_Task details:_
Copy out the listing exactly.

_Task material:_
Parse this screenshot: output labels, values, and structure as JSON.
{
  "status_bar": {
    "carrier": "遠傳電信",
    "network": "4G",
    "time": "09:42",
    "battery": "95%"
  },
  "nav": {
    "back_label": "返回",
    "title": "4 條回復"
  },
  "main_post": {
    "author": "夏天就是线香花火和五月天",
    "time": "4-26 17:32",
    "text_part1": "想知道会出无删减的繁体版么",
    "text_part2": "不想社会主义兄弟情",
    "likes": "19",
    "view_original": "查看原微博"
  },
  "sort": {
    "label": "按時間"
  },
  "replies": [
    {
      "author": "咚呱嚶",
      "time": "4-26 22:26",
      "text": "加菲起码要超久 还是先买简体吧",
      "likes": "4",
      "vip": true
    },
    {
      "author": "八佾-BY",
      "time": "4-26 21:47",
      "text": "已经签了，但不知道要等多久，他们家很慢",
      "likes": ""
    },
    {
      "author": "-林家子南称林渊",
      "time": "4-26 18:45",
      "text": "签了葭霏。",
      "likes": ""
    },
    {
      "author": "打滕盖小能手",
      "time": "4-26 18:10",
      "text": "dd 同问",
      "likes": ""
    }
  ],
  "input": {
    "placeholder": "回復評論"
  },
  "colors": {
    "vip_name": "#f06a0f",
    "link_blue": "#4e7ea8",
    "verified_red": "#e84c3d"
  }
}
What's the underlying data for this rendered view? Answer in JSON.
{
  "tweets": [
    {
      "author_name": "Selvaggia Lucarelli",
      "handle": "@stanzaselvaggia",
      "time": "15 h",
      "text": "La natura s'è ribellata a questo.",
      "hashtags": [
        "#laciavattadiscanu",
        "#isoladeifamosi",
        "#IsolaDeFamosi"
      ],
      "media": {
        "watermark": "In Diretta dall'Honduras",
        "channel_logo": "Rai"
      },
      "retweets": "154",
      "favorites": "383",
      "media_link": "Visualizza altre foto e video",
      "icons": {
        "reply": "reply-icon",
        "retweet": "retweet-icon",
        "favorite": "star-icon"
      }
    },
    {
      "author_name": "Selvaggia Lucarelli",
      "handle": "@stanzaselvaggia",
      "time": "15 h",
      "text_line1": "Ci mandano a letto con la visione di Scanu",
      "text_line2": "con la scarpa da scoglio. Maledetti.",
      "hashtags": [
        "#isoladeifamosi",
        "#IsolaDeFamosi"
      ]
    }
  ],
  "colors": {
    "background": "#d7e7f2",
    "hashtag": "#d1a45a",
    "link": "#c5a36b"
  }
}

_Task response:_
Parse this screenshot: output labels, values, and structure as JSON.
{
  "status_bar": {
    "carrier": "遠傳電信",
    "network": "4G",
    "time": "09:42",
    "battery": "95%"
  },
  "nav": {
    "back_label": "返回",
    "title": "4 條回復"
  },
  "main_post": {
    "author": "夏天就是线香花火和五月天",
    "time": "4-26 17:32",
    "text_part1": "想知道会出无删减的繁体版么",
    "text_part2": "不想社会主义兄弟情",
    "likes": "19",
    "view_original": "查看原微博"
  },
  "sort": {
    "label": "按時間"
  },
  "replies": [
    {
      "author": "咚呱嚶",
      "time": "4-26 22:26",
      "text": "加菲起码要超久 还是先买简体吧",
      "likes": "4",
      "vip": true
    },
    {
      "author": "八佾-BY",
      "time": "4-26 21:47",
      "text": "已经签了，但不知道要等多久，他们家很慢",
      "likes": ""
    },
    {
      "author": "-林家子南称林渊",
      "time": "4-26 18:45",
      "text": "签了葭霏。",
      "likes": ""
    },
    {
      "author": "打滕盖小能手",
      "time": "4-26 18:10",
      "text": "dd 同问",
      "likes": ""
    }
  ],
  "input": {
    "placeholder": "回復評論"
  },
  "colors": {
    "vip_name": "#f06a0f",
    "link_blue": "#4e7ea8",
    "verified_red": "#e84c3d"
  }
}
What's the underlying data for this rendered view? Answer in JSON.
{
  "tweets": [
    {
      "author_name": "Selvaggia Lucarelli",
      "handle": "@stanzaselvaggia",
      "time": "15 h",
      "text": "La natura s'è ribellata a questo.",
      "hashtags": [
        "#laciavattadiscanu",
        "#isoladeifamosi",
        "#IsolaDeFamosi"
      ],
      "media": {
        "watermark": "In Diretta dall'Honduras",
        "channel_logo": "Rai"
      },
      "retweets": "154",
      "favorites": "383",
      "media_link": "Visualizza altre foto e video",
      "icons": {
        "reply": "reply-icon",
        "retweet": "retweet-icon",
        "favorite": "star-icon"
      }
    },
    {
      "author_name": "Selvaggia Lucarelli",
      "handle": "@stanzaselvaggia",
      "time": "15 h",
      "text_line1": "Ci mandano a letto con la visione di Scanu",
      "text_line2": "con la scarpa da scoglio. Maledetti.",
      "hashtags": [
        "#isoladeifamosi",
        "#IsolaDeFamosi"
      ]
    }
  ],
  "colors": {
    "background": "#d7e7f2",
    "hashtag": "#d1a45a",
    "link": "#c5a36b"
  }
}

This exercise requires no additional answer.